**What you should do:**
Copy out all the lines where "Speed" shows up.

# Start of Data

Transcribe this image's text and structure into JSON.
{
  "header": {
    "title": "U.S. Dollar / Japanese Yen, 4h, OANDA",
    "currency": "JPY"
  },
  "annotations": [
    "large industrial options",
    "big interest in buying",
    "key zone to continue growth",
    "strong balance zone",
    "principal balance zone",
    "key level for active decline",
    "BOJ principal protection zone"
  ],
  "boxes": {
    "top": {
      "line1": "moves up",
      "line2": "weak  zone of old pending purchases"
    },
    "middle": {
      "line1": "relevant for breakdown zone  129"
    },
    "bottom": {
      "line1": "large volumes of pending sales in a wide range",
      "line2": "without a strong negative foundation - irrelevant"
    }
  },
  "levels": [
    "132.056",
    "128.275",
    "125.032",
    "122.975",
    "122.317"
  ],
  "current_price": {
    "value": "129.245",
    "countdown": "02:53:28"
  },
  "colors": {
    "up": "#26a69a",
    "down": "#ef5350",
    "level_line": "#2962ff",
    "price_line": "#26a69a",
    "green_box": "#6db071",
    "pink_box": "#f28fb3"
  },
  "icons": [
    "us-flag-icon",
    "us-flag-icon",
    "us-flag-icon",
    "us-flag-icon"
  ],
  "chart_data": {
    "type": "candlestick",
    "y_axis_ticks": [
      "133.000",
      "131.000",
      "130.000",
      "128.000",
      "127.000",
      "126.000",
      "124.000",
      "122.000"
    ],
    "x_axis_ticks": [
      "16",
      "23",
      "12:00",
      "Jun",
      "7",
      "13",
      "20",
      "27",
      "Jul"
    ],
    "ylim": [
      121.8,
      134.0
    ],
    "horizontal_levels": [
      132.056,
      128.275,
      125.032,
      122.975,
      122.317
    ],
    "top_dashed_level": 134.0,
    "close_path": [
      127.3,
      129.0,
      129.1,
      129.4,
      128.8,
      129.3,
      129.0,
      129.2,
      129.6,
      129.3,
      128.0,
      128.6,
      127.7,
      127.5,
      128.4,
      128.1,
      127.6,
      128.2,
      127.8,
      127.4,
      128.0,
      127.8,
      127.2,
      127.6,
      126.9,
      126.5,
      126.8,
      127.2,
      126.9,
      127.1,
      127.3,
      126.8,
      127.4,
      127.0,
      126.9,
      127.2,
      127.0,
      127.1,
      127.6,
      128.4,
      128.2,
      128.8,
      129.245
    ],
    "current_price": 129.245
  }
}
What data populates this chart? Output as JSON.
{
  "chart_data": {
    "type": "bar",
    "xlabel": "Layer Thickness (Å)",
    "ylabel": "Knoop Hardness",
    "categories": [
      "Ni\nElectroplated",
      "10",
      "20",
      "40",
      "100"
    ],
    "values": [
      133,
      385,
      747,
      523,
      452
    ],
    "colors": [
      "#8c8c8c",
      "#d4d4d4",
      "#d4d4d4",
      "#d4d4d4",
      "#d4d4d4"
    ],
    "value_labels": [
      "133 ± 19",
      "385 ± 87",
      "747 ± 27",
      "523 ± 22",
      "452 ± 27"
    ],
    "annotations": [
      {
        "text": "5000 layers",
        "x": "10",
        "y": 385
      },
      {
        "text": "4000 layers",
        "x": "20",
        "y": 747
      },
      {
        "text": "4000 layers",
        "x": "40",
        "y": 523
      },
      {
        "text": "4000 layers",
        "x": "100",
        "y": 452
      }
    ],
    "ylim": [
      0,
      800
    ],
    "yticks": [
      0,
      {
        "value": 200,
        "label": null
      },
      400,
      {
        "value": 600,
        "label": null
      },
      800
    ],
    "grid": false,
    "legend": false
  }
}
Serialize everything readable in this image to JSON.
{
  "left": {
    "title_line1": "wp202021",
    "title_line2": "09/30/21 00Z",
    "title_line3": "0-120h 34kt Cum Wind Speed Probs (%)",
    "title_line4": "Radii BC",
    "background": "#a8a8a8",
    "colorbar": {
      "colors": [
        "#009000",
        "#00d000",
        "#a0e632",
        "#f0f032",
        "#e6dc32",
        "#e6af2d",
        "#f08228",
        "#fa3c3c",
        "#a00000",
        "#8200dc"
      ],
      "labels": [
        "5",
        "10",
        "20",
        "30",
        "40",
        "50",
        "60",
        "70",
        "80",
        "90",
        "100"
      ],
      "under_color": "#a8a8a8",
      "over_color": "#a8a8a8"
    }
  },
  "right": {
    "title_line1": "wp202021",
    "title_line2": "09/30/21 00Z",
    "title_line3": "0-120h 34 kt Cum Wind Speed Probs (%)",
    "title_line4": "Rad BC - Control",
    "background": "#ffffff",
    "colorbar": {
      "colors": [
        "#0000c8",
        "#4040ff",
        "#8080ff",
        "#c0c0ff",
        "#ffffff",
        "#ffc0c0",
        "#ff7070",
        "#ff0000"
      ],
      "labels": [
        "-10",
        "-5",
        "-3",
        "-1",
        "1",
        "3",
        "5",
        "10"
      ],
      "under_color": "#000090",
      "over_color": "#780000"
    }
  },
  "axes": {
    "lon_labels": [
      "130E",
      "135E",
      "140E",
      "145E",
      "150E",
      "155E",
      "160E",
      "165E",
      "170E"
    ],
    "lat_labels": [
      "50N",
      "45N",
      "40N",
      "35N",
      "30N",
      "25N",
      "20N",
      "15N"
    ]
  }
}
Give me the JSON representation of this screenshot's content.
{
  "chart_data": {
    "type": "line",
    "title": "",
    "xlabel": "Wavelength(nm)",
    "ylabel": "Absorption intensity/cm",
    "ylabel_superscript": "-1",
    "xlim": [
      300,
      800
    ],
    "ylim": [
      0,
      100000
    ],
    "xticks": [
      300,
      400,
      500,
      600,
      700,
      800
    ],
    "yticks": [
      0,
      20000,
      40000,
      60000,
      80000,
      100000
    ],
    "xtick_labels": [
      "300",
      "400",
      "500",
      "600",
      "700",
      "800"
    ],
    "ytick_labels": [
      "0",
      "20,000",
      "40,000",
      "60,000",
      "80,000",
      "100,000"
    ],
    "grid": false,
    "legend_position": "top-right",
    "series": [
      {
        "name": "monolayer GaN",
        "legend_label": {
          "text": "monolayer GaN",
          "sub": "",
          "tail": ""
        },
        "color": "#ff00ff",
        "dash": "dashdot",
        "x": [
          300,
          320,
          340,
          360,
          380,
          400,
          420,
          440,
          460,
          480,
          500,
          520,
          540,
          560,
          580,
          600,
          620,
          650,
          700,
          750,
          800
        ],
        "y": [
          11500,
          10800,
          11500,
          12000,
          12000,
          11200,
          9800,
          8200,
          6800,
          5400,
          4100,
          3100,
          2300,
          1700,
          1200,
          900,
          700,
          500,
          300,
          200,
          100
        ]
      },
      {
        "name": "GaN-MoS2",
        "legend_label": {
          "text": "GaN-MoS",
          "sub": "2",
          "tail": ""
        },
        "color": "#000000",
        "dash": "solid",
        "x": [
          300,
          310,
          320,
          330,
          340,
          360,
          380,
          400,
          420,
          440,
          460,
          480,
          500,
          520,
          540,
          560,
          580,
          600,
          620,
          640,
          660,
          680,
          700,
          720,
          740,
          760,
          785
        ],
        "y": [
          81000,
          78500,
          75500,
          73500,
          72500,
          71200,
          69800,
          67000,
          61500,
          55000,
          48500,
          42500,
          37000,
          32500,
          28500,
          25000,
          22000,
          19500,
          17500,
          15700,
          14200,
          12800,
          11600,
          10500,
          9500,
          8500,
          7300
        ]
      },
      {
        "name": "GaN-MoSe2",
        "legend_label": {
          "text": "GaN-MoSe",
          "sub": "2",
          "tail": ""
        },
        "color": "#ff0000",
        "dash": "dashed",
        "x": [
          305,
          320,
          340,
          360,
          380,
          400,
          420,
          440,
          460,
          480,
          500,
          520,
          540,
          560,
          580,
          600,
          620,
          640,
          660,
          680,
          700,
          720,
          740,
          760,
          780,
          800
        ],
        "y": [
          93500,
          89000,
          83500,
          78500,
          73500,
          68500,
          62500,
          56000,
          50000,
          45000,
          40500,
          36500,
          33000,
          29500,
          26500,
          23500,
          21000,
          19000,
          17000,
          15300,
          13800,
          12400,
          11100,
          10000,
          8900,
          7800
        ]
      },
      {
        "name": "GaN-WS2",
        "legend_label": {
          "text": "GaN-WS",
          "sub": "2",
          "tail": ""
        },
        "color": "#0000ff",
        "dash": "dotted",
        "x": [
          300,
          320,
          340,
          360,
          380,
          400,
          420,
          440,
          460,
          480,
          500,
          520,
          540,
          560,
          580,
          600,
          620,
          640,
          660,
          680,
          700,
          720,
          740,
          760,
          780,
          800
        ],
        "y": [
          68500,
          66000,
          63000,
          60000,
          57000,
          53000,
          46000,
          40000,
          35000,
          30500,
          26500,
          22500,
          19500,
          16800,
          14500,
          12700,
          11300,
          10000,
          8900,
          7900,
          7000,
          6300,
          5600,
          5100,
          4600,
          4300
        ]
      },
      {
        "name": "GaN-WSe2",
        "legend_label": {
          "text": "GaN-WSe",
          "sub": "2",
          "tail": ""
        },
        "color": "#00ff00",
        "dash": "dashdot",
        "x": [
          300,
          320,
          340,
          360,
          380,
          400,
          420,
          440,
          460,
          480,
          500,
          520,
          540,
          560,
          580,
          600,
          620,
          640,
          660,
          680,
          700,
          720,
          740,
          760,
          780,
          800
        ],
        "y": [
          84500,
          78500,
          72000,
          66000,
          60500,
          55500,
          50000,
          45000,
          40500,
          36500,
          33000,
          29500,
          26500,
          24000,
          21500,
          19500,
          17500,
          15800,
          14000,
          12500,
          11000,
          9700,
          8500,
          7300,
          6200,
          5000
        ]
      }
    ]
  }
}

# End of Data

**Expected output:**
    "title_line3": "0-120h 34kt Cum Wind Speed Probs (%)",
    "title_line3": "0-120h 34 kt Cum Wind Speed Probs (%)",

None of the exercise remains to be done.